What the task asks:
Can you quote the lines below exactly, starting at the line with "Transcribe the text in this document." and going through the last one?
·····
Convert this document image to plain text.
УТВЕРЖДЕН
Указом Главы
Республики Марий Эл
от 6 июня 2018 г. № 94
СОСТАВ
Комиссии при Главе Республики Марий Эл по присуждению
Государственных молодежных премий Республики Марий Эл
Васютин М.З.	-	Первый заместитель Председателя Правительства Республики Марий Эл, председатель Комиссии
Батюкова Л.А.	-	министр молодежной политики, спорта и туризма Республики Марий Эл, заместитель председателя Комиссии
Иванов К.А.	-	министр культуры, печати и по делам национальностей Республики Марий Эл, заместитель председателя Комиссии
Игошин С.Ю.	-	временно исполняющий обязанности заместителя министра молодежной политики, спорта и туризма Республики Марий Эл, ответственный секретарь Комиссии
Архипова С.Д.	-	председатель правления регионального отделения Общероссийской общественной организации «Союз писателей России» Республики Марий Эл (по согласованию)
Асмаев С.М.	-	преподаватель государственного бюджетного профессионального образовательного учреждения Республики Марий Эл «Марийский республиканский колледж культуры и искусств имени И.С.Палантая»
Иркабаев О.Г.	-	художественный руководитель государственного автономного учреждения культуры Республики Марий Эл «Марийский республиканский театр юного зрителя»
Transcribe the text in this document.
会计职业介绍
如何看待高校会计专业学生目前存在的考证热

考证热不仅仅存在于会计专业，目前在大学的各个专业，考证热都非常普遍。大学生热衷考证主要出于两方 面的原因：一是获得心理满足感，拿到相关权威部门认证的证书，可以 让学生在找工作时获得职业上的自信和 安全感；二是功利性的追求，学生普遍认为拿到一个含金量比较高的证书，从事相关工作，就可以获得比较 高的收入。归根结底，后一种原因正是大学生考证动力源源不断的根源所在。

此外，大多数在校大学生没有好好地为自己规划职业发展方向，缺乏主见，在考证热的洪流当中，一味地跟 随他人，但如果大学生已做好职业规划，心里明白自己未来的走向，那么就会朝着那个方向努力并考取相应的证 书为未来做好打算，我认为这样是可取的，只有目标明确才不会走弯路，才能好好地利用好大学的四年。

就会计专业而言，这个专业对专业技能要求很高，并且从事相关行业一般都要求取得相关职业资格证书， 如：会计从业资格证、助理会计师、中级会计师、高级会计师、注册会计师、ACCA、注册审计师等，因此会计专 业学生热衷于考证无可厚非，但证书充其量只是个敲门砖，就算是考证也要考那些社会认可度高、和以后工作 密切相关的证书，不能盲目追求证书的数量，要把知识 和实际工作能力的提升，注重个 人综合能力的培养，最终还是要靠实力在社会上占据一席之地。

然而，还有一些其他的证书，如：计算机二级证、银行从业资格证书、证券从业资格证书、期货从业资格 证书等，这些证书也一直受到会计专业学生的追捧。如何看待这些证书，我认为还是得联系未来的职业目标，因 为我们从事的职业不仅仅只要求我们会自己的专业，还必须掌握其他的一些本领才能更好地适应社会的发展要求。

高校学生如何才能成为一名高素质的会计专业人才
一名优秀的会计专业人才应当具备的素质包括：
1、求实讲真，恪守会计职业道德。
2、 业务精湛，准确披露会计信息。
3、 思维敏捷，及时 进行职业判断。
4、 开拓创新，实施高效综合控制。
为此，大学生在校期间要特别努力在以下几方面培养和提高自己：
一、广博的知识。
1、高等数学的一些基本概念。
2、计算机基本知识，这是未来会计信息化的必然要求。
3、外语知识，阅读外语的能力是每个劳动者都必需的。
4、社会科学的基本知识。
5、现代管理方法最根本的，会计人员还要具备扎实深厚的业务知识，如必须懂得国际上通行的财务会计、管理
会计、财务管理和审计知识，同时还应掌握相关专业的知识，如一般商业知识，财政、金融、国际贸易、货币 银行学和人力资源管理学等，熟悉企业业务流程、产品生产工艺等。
·····
Full output:
Transcribe the text in this document.
会计职业介绍
如何看待高校会计专业学生目前存在的考证热

考证热不仅仅存在于会计专业，目前在大学的各个专业，考证热都非常普遍。大学生热衷考证主要出于两方 面的原因：一是获得心理满足感，拿到相关权威部门认证的证书，可以 让学生在找工作时获得职业上的自信和 安全感；二是功利性的追求，学生普遍认为拿到一个含金量比较高的证书，从事相关工作，就可以获得比较 高的收入。归根结底，后一种原因正是大学生考证动力源源不断的根源所在。

此外，大多数在校大学生没有好好地为自己规划职业发展方向，缺乏主见，在考证热的洪流当中，一味地跟 随他人，但如果大学生已做好职业规划，心里明白自己未来的走向，那么就会朝着那个方向努力并考取相应的证 书为未来做好打算，我认为这样是可取的，只有目标明确才不会走弯路，才能好好地利用好大学的四年。

就会计专业而言，这个专业对专业技能要求很高，并且从事相关行业一般都要求取得相关职业资格证书， 如：会计从业资格证、助理会计师、中级会计师、高级会计师、注册会计师、ACCA、注册审计师等，因此会计专 业学生热衷于考证无可厚非，但证书充其量只是个敲门砖，就算是考证也要考那些社会认可度高、和以后工作 密切相关的证书，不能盲目追求证书的数量，要把知识 和实际工作能力的提升，注重个 人综合能力的培养，最终还是要靠实力在社会上占据一席之地。

然而，还有一些其他的证书，如：计算机二级证、银行从业资格证书、证券从业资格证书、期货从业资格 证书等，这些证书也一直受到会计专业学生的追捧。如何看待这些证书，我认为还是得联系未来的职业目标，因 为我们从事的职业不仅仅只要求我们会自己的专业，还必须掌握其他的一些本领才能更好地适应社会的发展要求。

高校学生如何才能成为一名高素质的会计专业人才
一名优秀的会计专业人才应当具备的素质包括：
1、求实讲真，恪守会计职业道德。
2、 业务精湛，准确披露会计信息。
3、 思维敏捷，及时 进行职业判断。
4、 开拓创新，实施高效综合控制。
为此，大学生在校期间要特别努力在以下几方面培养和提高自己：
一、广博的知识。
1、高等数学的一些基本概念。
2、计算机基本知识，这是未来会计信息化的必然要求。
3、外语知识，阅读外语的能力是每个劳动者都必需的。
4、社会科学的基本知识。
5、现代管理方法最根本的，会计人员还要具备扎实深厚的业务知识，如必须懂得国际上通行的财务会计、管理
会计、财务管理和审计知识，同时还应掌握相关专业的知识，如一般商业知识，财政、金融、国际贸易、货币 银行学和人力资源管理学等，熟悉企业业务流程、产品生产工艺等。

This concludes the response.